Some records

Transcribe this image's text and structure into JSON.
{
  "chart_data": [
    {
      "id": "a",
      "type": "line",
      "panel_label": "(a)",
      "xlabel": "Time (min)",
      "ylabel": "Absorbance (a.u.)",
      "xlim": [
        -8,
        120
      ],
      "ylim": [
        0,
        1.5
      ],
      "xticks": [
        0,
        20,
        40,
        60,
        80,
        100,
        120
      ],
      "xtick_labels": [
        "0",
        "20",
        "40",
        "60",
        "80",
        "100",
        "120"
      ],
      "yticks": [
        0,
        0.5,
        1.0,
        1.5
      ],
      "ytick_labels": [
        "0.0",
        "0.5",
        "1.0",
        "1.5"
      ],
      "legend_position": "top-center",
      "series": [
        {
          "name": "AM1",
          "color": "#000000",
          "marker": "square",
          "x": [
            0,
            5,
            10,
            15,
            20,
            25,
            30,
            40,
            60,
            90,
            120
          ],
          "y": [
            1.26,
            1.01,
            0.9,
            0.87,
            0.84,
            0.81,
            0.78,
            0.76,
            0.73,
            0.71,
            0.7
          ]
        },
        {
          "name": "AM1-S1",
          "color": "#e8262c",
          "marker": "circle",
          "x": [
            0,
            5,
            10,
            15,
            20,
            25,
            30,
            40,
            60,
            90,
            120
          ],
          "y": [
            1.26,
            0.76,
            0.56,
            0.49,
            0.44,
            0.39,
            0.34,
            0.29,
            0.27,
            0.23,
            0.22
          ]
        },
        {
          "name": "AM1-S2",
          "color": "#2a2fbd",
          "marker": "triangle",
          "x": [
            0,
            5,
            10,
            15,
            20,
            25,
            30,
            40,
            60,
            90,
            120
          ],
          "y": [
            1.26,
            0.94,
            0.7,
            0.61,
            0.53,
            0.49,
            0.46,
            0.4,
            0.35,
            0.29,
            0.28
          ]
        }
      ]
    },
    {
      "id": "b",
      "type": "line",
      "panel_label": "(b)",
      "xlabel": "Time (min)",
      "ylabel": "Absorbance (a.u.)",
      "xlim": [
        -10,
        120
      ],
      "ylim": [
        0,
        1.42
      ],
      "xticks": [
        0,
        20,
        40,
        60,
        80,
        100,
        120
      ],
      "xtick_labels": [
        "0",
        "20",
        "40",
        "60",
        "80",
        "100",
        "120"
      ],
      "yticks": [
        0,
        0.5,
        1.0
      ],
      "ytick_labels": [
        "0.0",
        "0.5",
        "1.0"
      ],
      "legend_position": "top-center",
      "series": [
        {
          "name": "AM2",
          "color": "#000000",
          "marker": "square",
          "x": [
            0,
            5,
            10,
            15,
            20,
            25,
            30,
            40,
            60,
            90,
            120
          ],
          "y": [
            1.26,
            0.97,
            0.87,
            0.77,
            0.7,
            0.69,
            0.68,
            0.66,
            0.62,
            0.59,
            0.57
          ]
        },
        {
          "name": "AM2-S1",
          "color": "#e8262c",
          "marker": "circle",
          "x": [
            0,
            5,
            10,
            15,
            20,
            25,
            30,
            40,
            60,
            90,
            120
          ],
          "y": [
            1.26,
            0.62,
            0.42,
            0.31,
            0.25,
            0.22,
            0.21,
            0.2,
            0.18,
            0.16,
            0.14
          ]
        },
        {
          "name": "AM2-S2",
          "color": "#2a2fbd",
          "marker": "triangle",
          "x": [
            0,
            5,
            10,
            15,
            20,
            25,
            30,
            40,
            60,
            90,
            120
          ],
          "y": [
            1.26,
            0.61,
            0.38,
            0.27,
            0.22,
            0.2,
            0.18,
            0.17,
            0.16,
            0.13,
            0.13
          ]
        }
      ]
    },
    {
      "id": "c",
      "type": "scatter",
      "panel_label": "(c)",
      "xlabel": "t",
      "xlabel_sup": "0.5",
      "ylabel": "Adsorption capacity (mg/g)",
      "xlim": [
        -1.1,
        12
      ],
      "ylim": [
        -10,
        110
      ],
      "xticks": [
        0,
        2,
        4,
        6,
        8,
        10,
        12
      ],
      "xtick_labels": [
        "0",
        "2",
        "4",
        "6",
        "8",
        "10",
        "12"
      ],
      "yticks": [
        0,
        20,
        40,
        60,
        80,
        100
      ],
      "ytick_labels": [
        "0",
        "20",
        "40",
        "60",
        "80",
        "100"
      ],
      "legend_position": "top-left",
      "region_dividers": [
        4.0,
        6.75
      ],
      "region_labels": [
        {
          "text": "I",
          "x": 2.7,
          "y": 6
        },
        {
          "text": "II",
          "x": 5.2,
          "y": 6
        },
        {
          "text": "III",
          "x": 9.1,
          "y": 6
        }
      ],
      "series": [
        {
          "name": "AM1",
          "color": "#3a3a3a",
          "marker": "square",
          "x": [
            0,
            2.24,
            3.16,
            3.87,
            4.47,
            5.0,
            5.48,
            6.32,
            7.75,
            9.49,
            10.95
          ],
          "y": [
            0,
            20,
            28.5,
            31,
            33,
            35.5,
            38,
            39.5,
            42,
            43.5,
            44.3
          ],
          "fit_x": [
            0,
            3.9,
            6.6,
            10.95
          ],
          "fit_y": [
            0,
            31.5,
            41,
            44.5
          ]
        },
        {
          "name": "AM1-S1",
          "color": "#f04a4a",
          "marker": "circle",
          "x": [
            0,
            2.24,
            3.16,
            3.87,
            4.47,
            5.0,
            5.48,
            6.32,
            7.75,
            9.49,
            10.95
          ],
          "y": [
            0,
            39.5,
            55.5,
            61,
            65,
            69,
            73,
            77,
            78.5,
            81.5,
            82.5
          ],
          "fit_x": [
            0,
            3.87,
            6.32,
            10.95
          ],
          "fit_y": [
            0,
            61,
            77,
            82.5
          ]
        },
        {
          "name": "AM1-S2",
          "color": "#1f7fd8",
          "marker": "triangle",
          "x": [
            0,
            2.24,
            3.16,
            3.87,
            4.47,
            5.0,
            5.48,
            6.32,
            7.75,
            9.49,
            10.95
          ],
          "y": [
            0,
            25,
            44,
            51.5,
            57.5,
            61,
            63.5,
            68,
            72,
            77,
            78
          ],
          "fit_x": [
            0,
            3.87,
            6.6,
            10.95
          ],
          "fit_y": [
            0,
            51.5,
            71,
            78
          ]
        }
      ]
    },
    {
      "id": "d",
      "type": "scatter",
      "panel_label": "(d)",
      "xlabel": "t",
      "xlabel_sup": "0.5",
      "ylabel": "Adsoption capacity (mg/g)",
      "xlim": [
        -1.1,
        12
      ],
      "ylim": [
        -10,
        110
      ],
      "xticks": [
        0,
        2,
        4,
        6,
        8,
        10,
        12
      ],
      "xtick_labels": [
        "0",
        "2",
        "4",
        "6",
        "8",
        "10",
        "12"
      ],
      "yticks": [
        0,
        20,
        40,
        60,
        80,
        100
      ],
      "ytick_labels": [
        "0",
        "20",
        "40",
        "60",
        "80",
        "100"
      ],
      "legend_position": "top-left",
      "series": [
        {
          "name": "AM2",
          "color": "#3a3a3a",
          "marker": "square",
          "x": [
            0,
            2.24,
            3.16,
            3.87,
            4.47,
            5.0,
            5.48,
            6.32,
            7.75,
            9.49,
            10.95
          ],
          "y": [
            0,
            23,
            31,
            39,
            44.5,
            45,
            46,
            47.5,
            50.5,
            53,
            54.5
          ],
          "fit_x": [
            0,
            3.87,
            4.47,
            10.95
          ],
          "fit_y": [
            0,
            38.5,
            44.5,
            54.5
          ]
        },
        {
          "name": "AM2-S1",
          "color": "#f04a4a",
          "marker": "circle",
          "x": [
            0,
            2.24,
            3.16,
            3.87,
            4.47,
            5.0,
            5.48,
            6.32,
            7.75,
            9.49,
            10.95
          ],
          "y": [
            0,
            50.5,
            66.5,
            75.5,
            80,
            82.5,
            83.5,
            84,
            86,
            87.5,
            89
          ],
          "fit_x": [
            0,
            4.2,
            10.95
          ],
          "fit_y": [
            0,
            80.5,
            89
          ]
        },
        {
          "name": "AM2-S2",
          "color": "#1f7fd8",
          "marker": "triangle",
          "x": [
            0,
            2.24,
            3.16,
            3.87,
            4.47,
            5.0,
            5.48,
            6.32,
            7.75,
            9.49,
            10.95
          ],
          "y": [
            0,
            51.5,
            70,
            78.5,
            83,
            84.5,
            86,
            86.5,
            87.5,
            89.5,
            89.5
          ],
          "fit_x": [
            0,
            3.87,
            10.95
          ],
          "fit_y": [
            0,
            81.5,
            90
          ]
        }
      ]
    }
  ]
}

→ The problem: Check every line of the entries above for the word "text" and report how many lines contain it, giving the number only.

→ Answer in full: 4